> [WORK TO DO]
In the passage below on light in Freemasonry, transcribe the portion that starts at the words "A week ago I" and ends after "light of Deity.".

A week ago I had the opportunity to participate in an exemplification of Albert Pike’s original 28th degree, “The Knight of the Sun, Adept.” The thrust of which concerns contrasts, light and dark, history and mystery and the importance of allegory as a way to unravel contrasts.

Light can be an allegorical word to help explain the concept of Deity, which is, by its ineffable nature, explainable. Analogies of contrast, such as darkness versus light help us reconcile the divide between reason and faith which on the surface can mutually exclude each other. Deity is essentially defined by what it is not, rather than what it is, without darkness, we could not know the light of Deity.

The concept of “light,” is interwoven throughout nearly all of Masonic ritual and allegory. We use the word “light” to refer to knowledge, information, divinity, and inspiration. Indeed the desire for light is memorably emblazoned in the heart of every Freemason, and central to our mythos. If asked what the ultimate goal of Freemasonry is in a word, it would be “light.”

> [DATA LISTING]

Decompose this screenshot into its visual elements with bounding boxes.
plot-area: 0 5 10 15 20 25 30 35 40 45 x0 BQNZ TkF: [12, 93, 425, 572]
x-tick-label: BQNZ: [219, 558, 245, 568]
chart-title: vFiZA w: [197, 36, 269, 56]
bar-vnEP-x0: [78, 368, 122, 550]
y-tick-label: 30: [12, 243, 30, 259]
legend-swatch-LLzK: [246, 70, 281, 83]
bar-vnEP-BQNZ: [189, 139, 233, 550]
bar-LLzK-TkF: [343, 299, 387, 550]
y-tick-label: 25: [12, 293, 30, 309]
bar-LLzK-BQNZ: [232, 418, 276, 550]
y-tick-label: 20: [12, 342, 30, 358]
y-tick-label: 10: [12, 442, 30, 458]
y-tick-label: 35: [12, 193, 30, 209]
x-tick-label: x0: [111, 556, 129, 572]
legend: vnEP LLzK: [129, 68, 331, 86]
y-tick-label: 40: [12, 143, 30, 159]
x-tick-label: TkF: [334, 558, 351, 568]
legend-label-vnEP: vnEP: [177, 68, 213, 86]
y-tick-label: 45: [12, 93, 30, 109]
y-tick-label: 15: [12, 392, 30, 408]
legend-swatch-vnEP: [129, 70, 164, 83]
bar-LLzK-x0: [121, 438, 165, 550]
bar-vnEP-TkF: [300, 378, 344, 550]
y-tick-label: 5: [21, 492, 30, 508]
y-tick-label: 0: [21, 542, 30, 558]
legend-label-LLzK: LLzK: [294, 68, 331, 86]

> [RESULT OF THIS EXERCISE]
A week ago I had the opportunity to participate in an exemplification of Albert Pike’s original 28th degree, “The Knight of the Sun, Adept.” The thrust of which concerns contrasts, light and dark, history and mystery and the importance of allegory as a way to unravel contrasts.

Light can be an allegorical word to help explain the concept of Deity, which is, by its ineffable nature, explainable. Analogies of contrast, such as darkness versus light help us reconcile the divide between reason and faith which on the surface can mutually exclude each other. Deity is essentially defined by what it is not, rather than what it is, without darkness, we could not know the light of Deity.